>> Start

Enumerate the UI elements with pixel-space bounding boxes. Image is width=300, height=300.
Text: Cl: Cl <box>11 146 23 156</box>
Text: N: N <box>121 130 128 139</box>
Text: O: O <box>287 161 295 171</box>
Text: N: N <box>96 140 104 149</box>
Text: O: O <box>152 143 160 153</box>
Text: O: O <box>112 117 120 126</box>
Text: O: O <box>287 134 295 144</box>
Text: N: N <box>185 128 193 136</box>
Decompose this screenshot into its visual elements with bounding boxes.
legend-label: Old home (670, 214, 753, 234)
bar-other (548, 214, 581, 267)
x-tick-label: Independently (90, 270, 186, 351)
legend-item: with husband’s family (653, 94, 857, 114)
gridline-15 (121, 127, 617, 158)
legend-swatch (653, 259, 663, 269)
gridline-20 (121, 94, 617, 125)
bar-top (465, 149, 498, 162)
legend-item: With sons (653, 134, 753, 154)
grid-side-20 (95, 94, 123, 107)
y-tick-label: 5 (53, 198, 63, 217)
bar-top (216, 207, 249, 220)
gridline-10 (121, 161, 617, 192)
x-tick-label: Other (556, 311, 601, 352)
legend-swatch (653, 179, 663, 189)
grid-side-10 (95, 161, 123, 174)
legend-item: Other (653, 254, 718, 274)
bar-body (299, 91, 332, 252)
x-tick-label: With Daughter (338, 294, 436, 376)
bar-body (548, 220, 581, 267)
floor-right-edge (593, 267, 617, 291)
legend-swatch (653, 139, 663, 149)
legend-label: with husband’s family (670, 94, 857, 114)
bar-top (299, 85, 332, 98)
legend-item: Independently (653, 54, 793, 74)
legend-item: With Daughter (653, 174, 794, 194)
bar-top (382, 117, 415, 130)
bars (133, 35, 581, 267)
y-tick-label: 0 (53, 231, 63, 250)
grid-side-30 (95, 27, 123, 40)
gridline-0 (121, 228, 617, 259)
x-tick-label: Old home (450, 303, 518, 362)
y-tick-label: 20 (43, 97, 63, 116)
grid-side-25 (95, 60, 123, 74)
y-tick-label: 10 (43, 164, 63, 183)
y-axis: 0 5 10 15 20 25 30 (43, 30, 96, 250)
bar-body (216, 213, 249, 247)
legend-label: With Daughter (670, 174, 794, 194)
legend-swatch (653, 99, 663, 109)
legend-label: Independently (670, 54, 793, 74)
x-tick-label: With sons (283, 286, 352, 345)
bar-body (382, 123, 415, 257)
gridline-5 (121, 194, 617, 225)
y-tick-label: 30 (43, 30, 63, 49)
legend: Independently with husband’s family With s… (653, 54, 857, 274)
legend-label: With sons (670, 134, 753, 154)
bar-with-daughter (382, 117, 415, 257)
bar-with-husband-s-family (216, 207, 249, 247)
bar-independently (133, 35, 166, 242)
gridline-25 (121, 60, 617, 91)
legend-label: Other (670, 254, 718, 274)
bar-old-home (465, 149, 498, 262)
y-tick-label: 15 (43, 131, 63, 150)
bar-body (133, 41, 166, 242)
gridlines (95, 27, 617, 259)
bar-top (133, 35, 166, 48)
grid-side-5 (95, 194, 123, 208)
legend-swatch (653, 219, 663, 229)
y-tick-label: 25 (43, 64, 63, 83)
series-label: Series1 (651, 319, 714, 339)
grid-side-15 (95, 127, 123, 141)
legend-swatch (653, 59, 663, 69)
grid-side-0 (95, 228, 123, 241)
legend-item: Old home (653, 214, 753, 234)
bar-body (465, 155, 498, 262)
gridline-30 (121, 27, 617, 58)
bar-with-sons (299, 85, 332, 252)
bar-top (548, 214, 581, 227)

>> End

Pick out every line in the rows above that contains the word "elements", and copy each one out in full; case counts.

Enumerate the UI elements with pixel-space bounding boxes. Image is width=300, height=300.
Decompose this screenshot into its visual elements with bounding boxes.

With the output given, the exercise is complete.